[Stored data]
%%
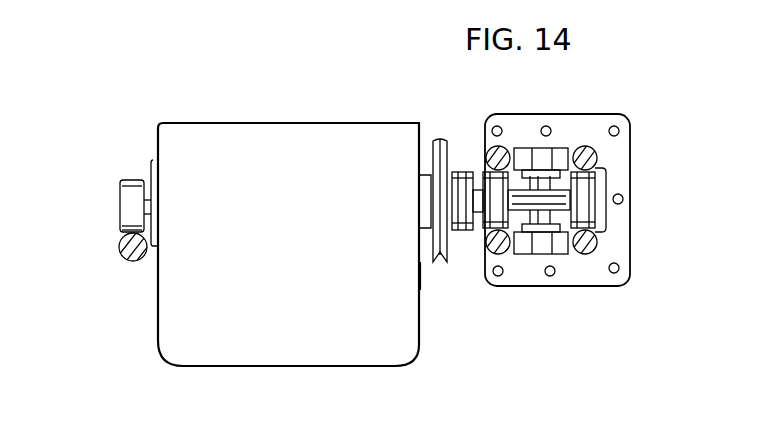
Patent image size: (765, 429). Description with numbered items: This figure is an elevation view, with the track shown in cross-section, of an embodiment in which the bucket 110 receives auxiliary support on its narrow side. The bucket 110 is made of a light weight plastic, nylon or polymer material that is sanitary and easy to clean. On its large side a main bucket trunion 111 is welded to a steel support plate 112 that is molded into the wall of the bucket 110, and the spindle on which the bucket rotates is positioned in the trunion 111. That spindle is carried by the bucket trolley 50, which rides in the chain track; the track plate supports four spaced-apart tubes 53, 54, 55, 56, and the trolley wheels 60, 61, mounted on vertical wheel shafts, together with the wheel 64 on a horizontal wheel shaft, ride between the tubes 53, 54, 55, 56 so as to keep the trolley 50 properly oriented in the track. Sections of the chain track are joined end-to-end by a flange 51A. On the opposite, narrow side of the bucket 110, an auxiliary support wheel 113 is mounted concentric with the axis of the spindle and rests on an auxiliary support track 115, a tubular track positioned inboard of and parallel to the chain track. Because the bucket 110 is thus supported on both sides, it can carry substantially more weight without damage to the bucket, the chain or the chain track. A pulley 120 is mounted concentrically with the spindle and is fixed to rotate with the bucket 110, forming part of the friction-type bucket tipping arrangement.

The bucket 110 is at (236, 138).
The main bucket trunion 111 is at (426, 175).
The steel support plate 112 is at (420, 275).
The auxiliary support wheel 113 is at (128, 206).
The auxiliary support track 115 is at (128, 252).
The pulley 120 is at (442, 135).
The bucket trolley 50 is at (560, 135).
The flange 51A is at (601, 278).
The tube 53 is at (488, 152).
The tube 54 is at (586, 146).
The tube 55 is at (594, 248).
The tube 56 is at (528, 280).
The wheel 60 is at (537, 150).
The wheel 61 is at (556, 250).
The wheel 64 is at (590, 218).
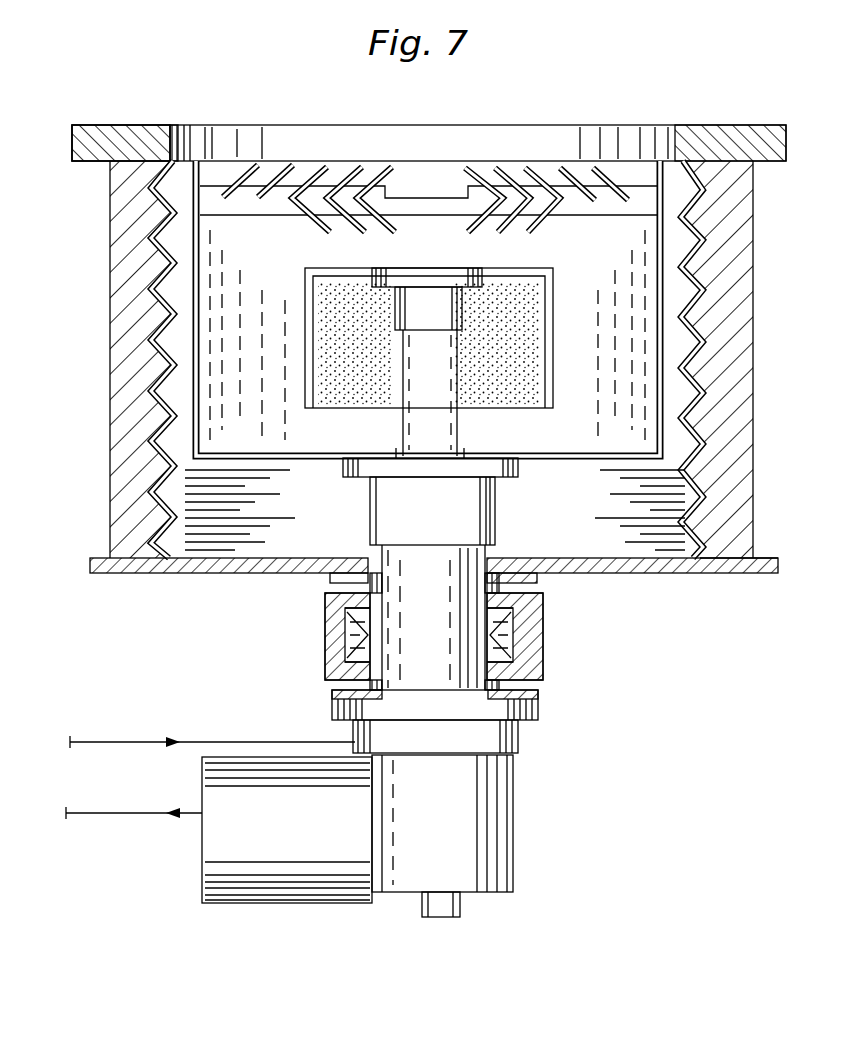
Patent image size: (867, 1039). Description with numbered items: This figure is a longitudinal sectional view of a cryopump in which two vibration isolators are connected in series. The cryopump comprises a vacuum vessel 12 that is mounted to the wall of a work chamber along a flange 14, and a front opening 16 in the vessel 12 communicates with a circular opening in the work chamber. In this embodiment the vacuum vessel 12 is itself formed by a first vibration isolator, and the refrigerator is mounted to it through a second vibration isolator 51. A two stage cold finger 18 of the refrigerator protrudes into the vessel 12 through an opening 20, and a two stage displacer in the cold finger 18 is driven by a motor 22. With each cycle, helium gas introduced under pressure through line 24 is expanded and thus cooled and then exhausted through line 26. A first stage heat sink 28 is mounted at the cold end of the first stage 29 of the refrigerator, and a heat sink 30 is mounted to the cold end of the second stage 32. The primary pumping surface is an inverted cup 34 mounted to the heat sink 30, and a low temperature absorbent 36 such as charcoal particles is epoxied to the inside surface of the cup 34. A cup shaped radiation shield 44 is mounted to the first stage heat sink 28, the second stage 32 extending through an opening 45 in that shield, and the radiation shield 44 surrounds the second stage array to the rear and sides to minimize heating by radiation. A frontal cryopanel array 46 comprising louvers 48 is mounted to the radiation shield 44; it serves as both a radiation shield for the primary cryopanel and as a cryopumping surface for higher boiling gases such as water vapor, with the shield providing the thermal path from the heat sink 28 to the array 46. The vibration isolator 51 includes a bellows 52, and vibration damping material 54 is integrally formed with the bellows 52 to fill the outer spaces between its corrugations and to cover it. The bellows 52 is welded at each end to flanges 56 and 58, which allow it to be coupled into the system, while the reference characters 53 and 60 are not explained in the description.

The vacuum vessel 12 is at (172, 560).
The flange 14 is at (90, 163).
The front opening 16 is at (546, 124).
The two stage cold finger 18 is at (503, 505).
The opening 20 is at (492, 556).
The motor 22 is at (291, 903).
The line 24 is at (155, 742).
The line 26 is at (143, 813).
The first stage heat sink 28 is at (362, 472).
The first stage 29 is at (472, 660).
The heat sink 30 is at (395, 275).
The second stage 32 is at (400, 382).
The inverted cup 34 is at (553, 352).
The low temperature absorbent 36 is at (540, 395).
The radiation shield 44 is at (205, 345).
The opening 45 is at (400, 452).
The frontal cryopanel array 46 is at (337, 146).
The louvers 48 is at (383, 165).
The vibration isolator 51 is at (553, 633).
The bellows 52 is at (352, 647).
The base plate edge 53 is at (703, 575).
The vibration damping material 54 is at (115, 352).
The flange 56 is at (332, 578).
The flange 58 is at (334, 695).
The vanes 60 is at (637, 200).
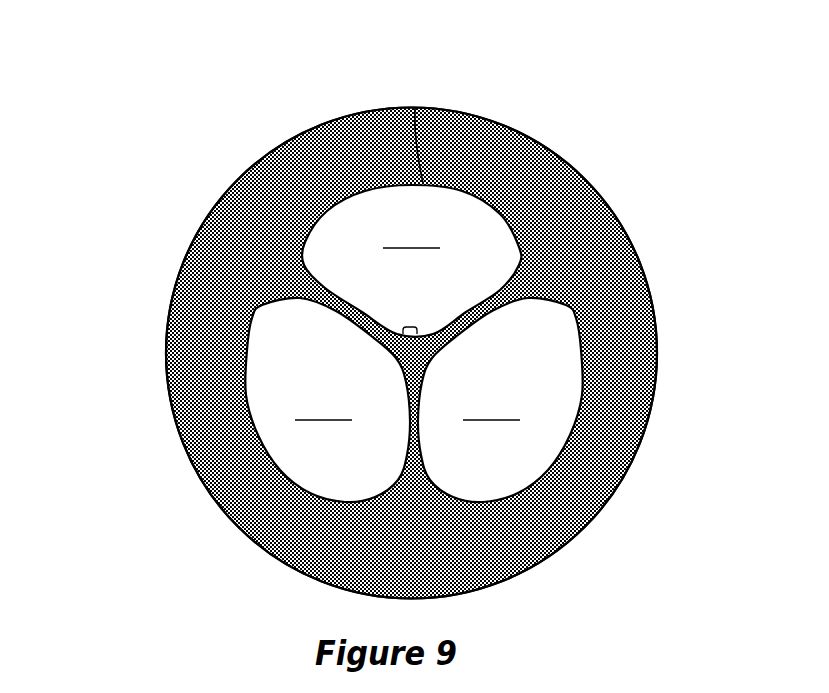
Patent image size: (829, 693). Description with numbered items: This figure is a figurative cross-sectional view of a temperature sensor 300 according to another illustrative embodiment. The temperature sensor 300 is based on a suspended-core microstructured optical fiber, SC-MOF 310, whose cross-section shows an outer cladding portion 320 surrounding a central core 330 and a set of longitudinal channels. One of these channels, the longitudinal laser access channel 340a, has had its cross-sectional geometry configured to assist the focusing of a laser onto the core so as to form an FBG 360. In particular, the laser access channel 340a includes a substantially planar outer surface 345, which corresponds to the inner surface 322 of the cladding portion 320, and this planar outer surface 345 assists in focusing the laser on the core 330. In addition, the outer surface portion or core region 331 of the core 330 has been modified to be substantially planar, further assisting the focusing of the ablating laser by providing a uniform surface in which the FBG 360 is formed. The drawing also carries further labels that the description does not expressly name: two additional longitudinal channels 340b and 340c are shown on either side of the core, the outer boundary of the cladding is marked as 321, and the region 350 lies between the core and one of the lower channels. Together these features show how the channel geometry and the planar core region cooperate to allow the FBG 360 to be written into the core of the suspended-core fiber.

The temperature sensor 300 is at (180, 168).
The SC-MOF 310 is at (560, 148).
The cladding portion 320 is at (603, 250).
The outer layer of wall 321 is at (322, 123).
The inner surface of the cladding portion 322 is at (415, 107).
The planar outer surface 345 is at (415, 107).
The core 330 is at (383, 343).
The core region 331 is at (390, 348).
The longitudinal laser access channel 340a is at (412, 225).
The second lumen 340b is at (301, 403).
The third lumen 340c is at (521, 403).
The divider wall 350 is at (477, 323).
The FBG 360 is at (417, 327).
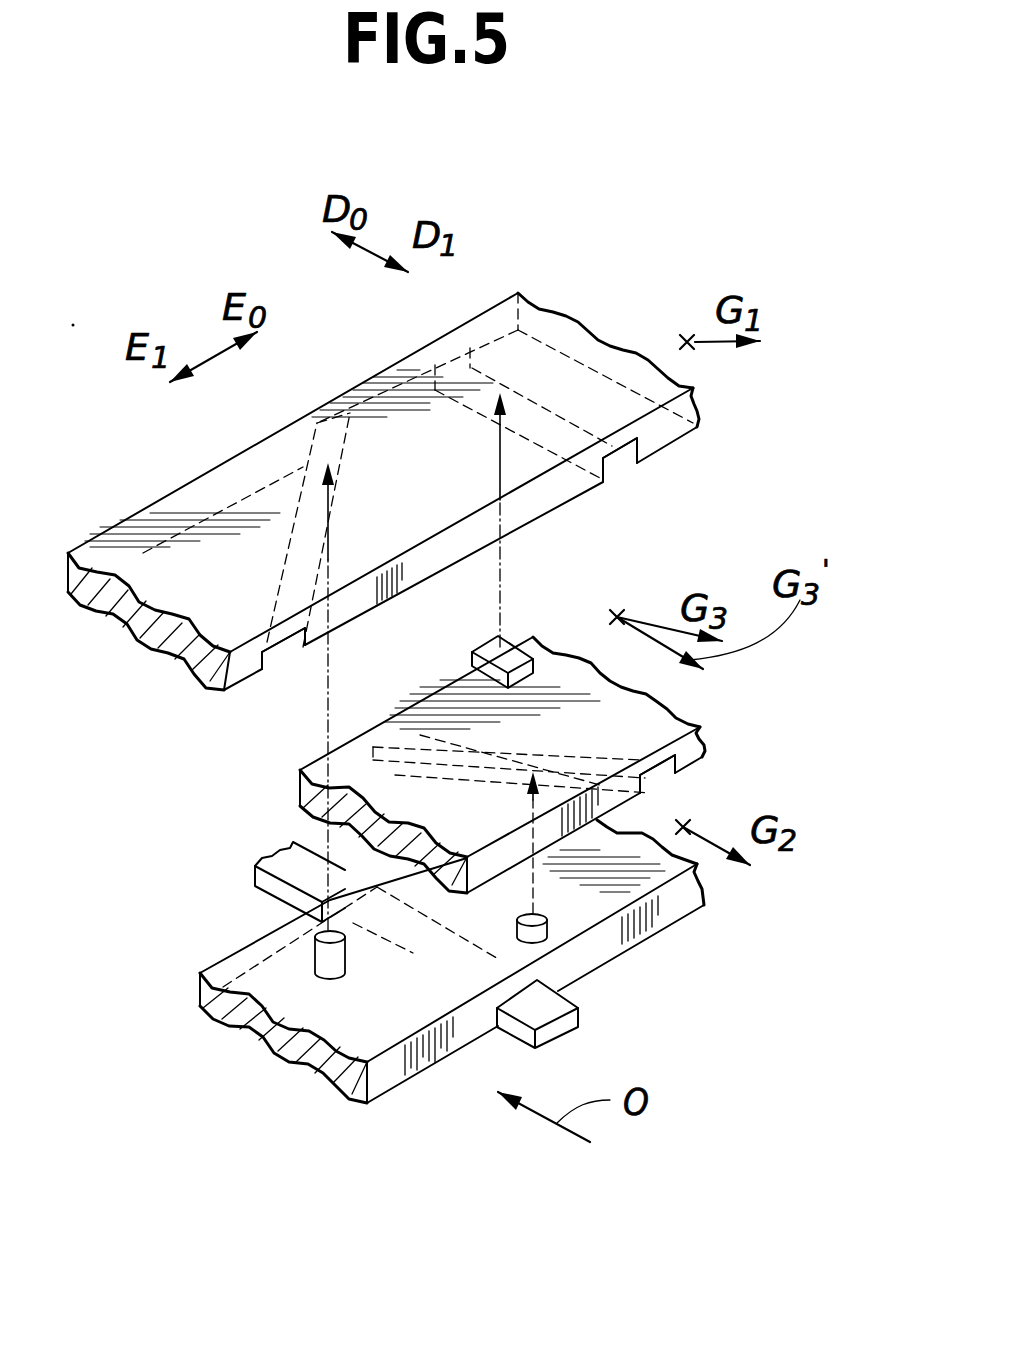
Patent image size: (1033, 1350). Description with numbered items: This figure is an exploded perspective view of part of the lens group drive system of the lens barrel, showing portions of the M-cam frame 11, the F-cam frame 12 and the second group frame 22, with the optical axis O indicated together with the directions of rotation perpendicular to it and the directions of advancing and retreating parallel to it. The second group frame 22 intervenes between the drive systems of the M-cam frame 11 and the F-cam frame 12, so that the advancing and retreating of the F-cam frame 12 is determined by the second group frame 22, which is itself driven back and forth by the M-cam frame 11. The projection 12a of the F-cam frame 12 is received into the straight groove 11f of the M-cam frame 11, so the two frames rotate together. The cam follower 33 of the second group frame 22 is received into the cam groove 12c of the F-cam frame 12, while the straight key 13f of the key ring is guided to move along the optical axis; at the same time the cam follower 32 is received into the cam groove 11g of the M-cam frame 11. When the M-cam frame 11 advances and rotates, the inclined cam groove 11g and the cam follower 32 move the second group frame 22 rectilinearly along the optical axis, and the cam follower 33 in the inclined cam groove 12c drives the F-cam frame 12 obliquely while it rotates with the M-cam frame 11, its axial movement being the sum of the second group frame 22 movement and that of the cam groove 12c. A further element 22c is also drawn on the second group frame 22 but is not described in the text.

The M-cam frame 11 is at (613, 343).
The straight groove 11f is at (613, 457).
The cam groove 11g is at (287, 652).
The F-cam frame 12 is at (645, 692).
The projection 12a is at (507, 647).
The cam groove 12c is at (660, 785).
The straight key 13f is at (272, 857).
The second group frame 22 is at (700, 862).
The projection of lower plate 22c is at (493, 1015).
The cam follower 32 is at (318, 962).
The cam follower 33 is at (560, 928).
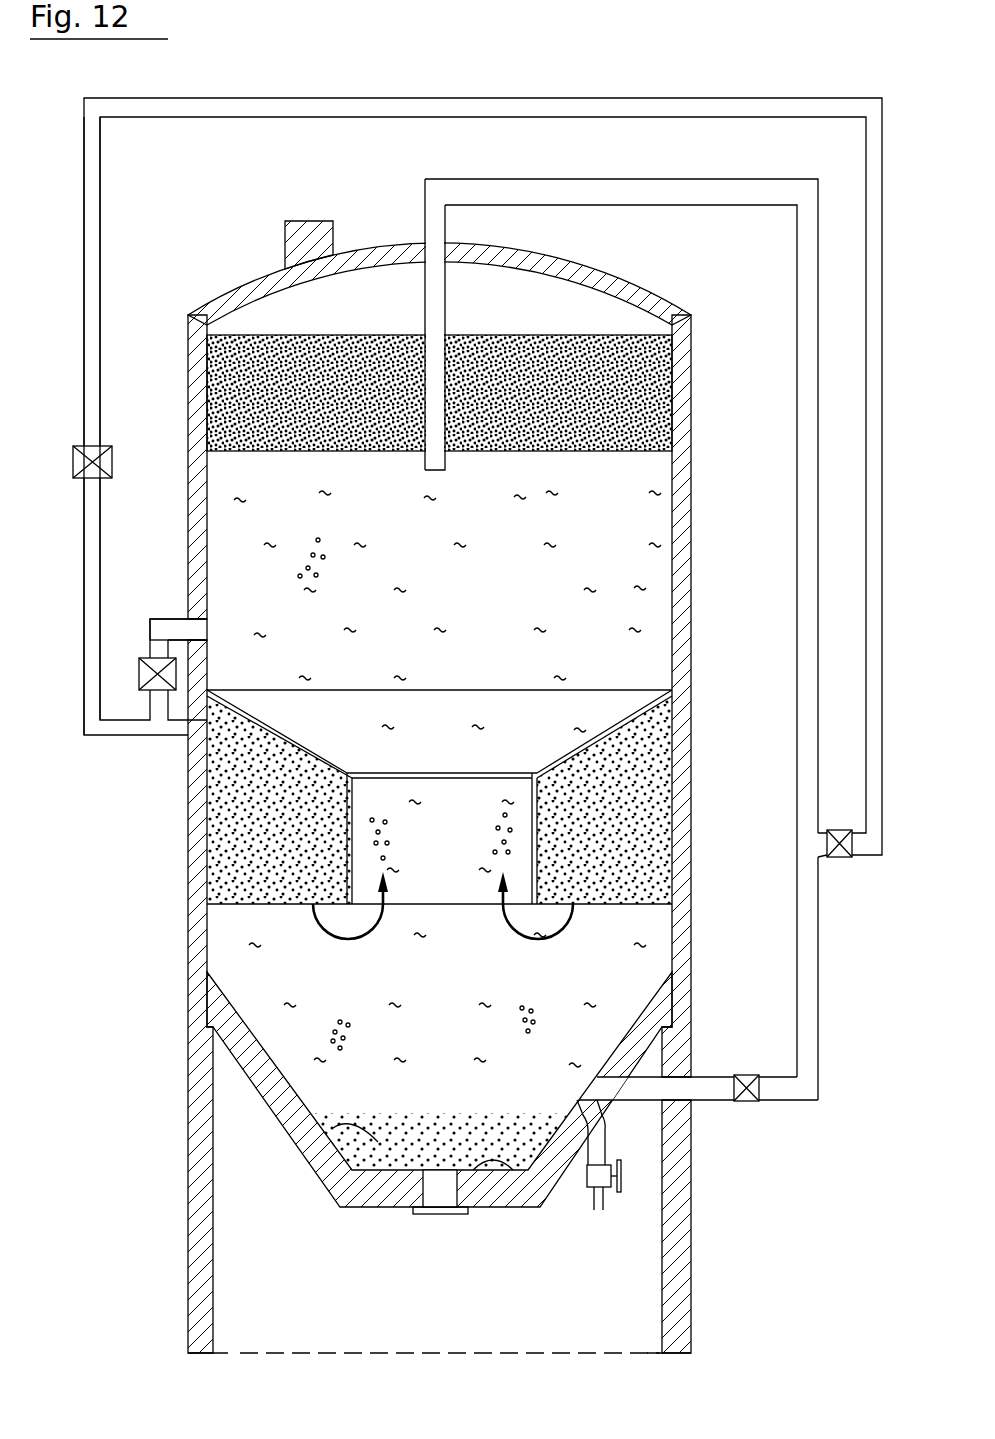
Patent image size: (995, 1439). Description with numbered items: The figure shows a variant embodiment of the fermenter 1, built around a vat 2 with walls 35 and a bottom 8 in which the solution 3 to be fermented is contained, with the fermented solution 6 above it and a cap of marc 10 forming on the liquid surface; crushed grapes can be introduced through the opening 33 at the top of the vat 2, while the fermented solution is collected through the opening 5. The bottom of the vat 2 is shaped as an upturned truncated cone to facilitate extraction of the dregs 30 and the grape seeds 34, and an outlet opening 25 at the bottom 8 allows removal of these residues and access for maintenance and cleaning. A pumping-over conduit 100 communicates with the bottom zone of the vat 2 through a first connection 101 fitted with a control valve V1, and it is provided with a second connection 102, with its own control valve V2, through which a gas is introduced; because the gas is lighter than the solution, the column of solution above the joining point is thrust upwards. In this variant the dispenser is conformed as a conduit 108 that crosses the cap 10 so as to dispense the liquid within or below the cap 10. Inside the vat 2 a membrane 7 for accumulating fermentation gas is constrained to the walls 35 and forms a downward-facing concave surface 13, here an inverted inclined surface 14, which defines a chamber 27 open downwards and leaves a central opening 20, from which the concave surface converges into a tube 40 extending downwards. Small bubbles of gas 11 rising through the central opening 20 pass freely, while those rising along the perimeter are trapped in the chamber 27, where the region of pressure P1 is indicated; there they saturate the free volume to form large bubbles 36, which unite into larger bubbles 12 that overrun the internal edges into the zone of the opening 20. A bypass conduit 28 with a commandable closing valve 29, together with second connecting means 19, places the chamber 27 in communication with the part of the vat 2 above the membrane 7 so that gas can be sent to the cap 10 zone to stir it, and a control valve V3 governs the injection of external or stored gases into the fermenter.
%%
- _GOAL_
Reproduce the records verbatim, starting at the line that contains "Patent image size: (829, 693)." and ending at the line that contains "The FBG 360 is at (417, 327).", both lines included.

- _SOLUTION FOR THIS TASK_
Patent image size: (829, 693). Description with numbered items: This figure is a figurative cross-sectional view of a temperature sensor 300 according to another illustrative embodiment. The temperature sensor 300 is based on a suspended-core microstructured optical fiber, SC-MOF 310, whose cross-section shows an outer cladding portion 320 surrounding a central core 330 and a set of longitudinal channels. One of these channels, the longitudinal laser access channel 340a, has had its cross-sectional geometry configured to assist the focusing of a laser onto the core so as to form an FBG 360. In particular, the laser access channel 340a includes a substantially planar outer surface 345, which corresponds to the inner surface 322 of the cladding portion 320, and this planar outer surface 345 assists in focusing the laser on the core 330. In addition, the outer surface portion or core region 331 of the core 330 has been modified to be substantially planar, further assisting the focusing of the ablating laser by providing a uniform surface in which the FBG 360 is formed. The drawing also carries further labels that the description does not expressly name: two additional longitudinal channels 340b and 340c are shown on either side of the core, the outer boundary of the cladding is marked as 321, and the region 350 lies between the core and one of the lower channels. Together these features show how the channel geometry and the planar core region cooperate to allow the FBG 360 to be written into the core of the suspended-core fiber.

The temperature sensor 300 is at (180, 168).
The SC-MOF 310 is at (560, 148).
The cladding portion 320 is at (603, 250).
The outer layer of wall 321 is at (322, 123).
The inner surface of the cladding portion 322 is at (415, 107).
The planar outer surface 345 is at (415, 107).
The core 330 is at (383, 343).
The core region 331 is at (390, 348).
The longitudinal laser access channel 340a is at (412, 225).
The second lumen 340b is at (301, 403).
The third lumen 340c is at (521, 403).
The divider wall 350 is at (477, 323).
The FBG 360 is at (417, 327).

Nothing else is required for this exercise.